— Start Records shown —

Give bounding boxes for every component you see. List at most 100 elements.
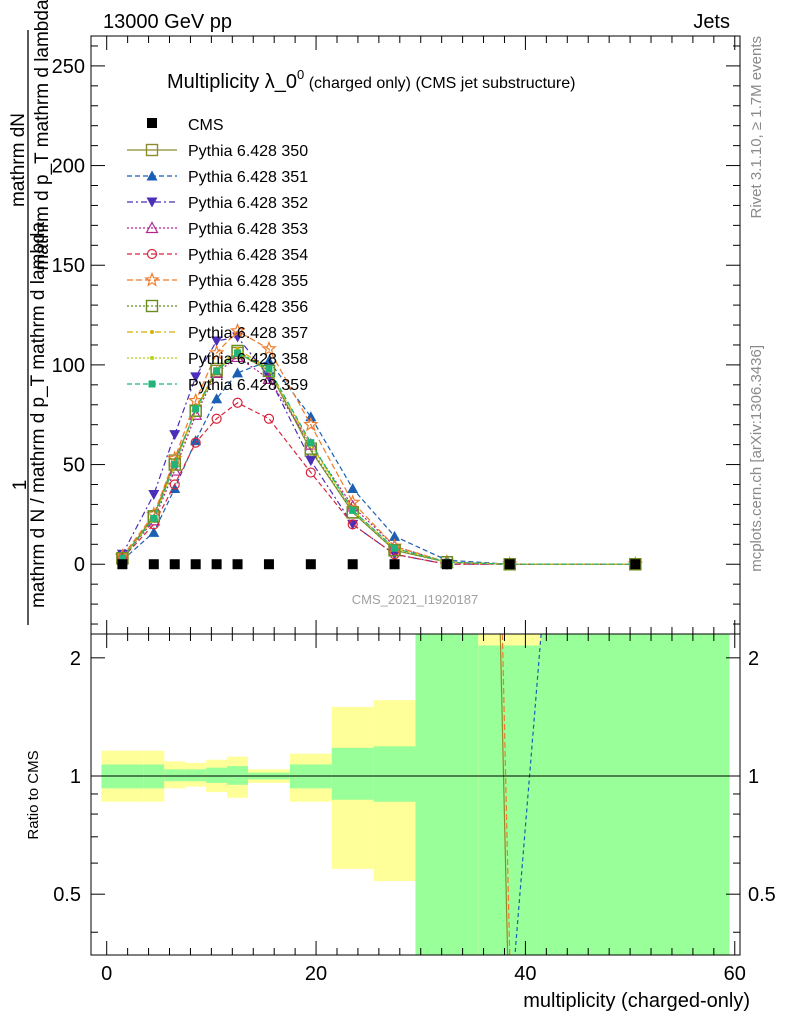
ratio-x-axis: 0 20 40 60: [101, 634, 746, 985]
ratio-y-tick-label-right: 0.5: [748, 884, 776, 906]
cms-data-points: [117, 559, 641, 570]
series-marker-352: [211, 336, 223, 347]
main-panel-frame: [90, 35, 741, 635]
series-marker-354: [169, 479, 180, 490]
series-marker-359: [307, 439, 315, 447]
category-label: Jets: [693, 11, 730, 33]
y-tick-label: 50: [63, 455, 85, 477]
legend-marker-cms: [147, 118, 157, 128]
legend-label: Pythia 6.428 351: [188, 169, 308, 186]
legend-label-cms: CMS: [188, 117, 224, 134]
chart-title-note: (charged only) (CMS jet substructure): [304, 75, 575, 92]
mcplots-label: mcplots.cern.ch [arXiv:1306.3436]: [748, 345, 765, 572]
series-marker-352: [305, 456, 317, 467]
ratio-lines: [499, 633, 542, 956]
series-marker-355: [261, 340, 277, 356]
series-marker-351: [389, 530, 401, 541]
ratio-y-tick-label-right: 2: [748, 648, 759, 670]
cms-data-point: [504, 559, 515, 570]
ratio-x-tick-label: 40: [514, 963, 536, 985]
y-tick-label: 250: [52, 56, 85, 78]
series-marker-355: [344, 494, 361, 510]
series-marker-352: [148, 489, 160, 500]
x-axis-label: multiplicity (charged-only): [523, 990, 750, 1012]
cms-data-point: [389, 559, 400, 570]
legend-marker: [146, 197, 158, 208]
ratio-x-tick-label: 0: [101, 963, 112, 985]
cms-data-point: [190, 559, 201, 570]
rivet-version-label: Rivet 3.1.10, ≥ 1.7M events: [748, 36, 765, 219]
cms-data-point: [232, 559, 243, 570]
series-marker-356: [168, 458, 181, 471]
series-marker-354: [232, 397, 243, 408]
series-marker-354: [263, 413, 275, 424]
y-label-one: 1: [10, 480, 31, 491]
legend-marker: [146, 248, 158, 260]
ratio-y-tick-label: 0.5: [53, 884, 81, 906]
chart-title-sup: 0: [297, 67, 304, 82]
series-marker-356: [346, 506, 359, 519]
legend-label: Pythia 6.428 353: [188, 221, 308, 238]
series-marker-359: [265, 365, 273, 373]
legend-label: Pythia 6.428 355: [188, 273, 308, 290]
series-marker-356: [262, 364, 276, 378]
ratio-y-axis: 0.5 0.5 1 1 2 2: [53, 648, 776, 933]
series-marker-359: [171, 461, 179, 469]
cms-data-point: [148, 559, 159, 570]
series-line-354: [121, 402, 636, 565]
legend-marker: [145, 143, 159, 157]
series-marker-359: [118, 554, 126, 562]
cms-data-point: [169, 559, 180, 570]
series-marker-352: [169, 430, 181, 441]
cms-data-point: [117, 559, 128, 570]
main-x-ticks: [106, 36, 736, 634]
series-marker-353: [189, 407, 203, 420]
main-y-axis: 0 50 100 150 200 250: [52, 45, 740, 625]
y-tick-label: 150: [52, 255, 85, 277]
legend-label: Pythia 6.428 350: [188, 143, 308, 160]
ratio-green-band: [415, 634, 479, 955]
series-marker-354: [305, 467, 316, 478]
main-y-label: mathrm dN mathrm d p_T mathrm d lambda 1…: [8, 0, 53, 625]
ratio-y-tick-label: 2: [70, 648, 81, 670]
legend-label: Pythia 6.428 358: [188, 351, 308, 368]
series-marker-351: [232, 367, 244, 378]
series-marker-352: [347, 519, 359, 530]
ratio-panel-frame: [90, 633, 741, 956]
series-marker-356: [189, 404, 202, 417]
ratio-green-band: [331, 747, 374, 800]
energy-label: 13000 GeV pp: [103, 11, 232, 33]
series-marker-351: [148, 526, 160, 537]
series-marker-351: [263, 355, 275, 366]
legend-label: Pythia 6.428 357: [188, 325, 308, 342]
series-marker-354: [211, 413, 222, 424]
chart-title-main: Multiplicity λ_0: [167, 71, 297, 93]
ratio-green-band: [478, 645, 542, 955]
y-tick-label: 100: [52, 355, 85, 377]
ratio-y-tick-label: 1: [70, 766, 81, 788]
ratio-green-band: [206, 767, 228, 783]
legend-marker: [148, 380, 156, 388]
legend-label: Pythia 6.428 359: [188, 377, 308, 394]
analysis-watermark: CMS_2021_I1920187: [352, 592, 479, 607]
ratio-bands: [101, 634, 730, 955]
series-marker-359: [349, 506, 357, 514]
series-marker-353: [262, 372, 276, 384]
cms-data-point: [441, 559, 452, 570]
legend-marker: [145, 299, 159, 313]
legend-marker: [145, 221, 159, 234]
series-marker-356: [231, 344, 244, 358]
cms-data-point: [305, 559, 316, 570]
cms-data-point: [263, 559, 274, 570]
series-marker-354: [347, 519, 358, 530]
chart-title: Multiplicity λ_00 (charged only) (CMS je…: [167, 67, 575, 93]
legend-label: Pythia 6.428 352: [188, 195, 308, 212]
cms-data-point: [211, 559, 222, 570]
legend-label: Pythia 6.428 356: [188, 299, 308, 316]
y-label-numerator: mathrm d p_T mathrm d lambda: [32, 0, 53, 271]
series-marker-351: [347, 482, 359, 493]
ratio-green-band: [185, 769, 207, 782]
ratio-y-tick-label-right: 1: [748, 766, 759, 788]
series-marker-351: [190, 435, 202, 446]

— End Records shown —
— Start Records shown —

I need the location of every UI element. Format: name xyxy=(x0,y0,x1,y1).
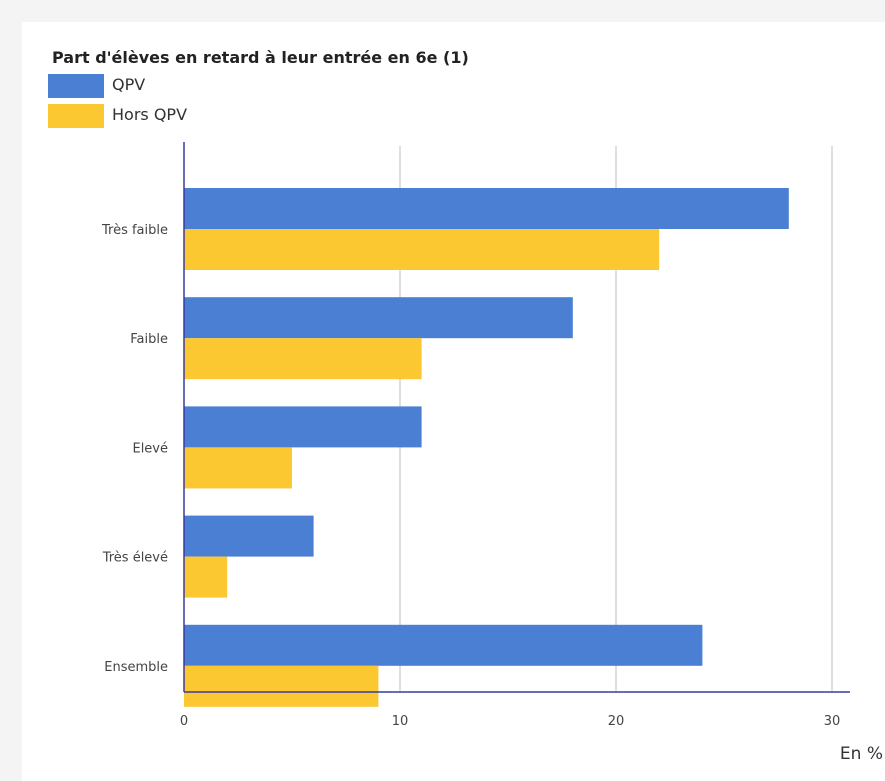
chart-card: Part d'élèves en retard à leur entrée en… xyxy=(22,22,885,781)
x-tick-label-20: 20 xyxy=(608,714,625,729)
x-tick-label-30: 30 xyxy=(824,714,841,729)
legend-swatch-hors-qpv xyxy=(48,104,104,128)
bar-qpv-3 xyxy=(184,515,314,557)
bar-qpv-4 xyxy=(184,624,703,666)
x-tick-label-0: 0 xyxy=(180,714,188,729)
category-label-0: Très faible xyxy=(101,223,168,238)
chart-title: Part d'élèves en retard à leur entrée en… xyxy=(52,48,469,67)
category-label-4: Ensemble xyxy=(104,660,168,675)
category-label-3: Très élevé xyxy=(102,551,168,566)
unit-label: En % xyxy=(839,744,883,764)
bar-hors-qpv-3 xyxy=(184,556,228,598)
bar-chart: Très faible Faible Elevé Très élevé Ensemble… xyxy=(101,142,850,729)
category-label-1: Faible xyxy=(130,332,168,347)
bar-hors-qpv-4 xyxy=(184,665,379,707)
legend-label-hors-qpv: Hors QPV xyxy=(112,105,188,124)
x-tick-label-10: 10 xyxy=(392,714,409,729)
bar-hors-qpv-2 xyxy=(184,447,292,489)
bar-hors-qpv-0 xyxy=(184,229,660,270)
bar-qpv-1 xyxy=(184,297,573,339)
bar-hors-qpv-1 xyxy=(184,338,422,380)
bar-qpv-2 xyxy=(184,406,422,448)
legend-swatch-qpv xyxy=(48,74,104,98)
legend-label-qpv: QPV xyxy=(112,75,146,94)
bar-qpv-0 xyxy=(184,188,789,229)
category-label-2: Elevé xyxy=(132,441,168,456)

— End Records shown —
— Start Records shown —

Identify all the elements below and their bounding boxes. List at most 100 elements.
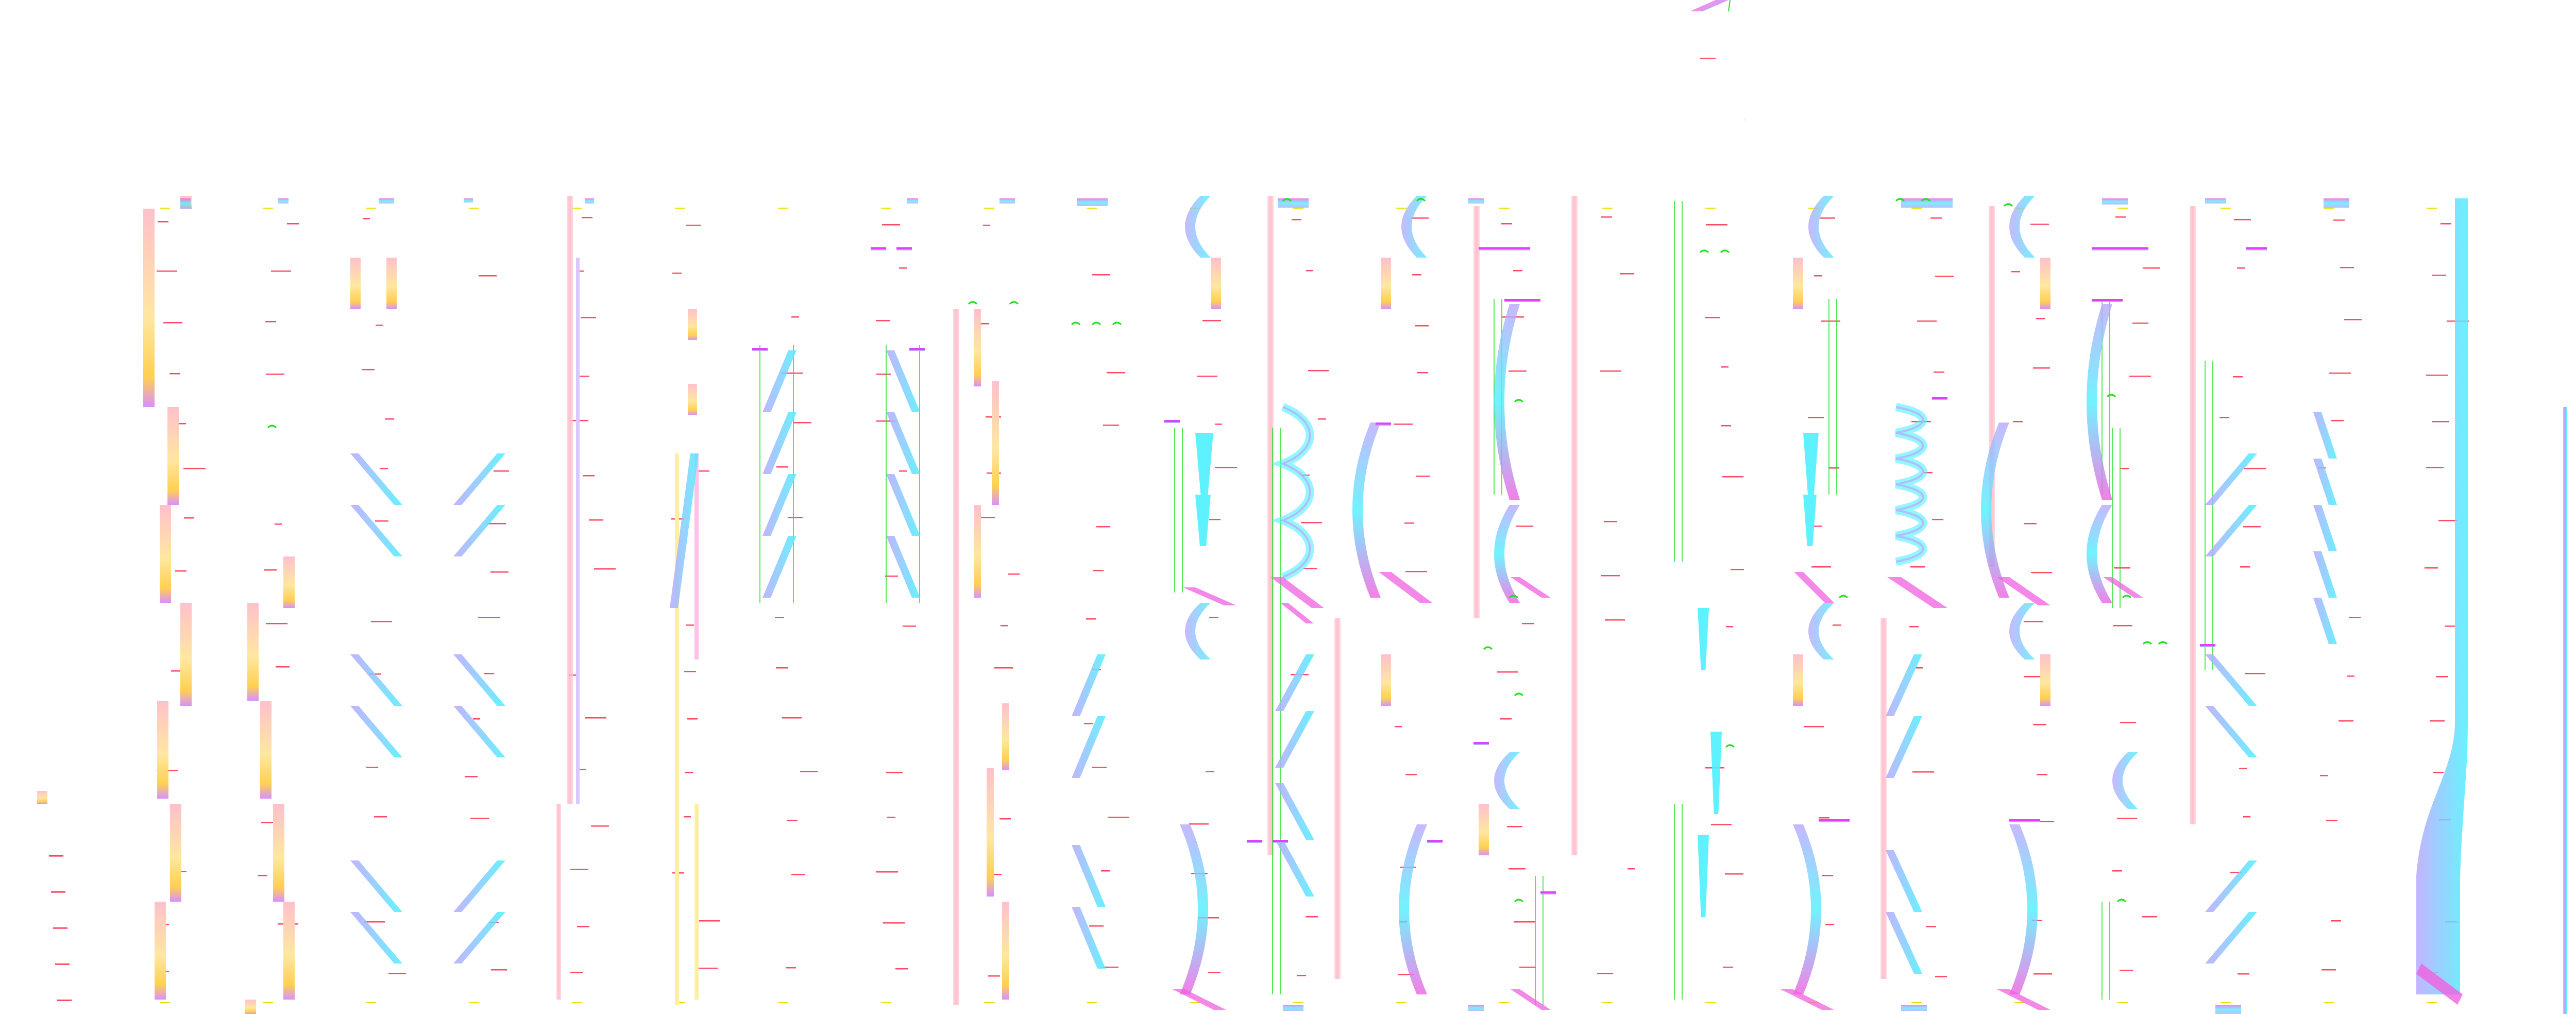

— End Records shown —

Work to do:
Rewrite the records above as a JSON list of strings, one string per line, from the line with "Give bounding boxes" up to and including the line with "main-panel-frame: [90, 35, 741, 635]". Leave out blank lines and pictures.

Problem solution:
[
  "Give bounding boxes for every component you see. List at most 100 elements.",
  "ratio-x-axis: 0 20 40 60: [101, 634, 746, 985]",
  "ratio-y-tick-label-right: 0.5: [748, 884, 776, 906]",
  "cms-data-points: [117, 559, 641, 570]",
  "series-marker-352: [211, 336, 223, 347]",
  "main-panel-frame: [90, 35, 741, 635]"
]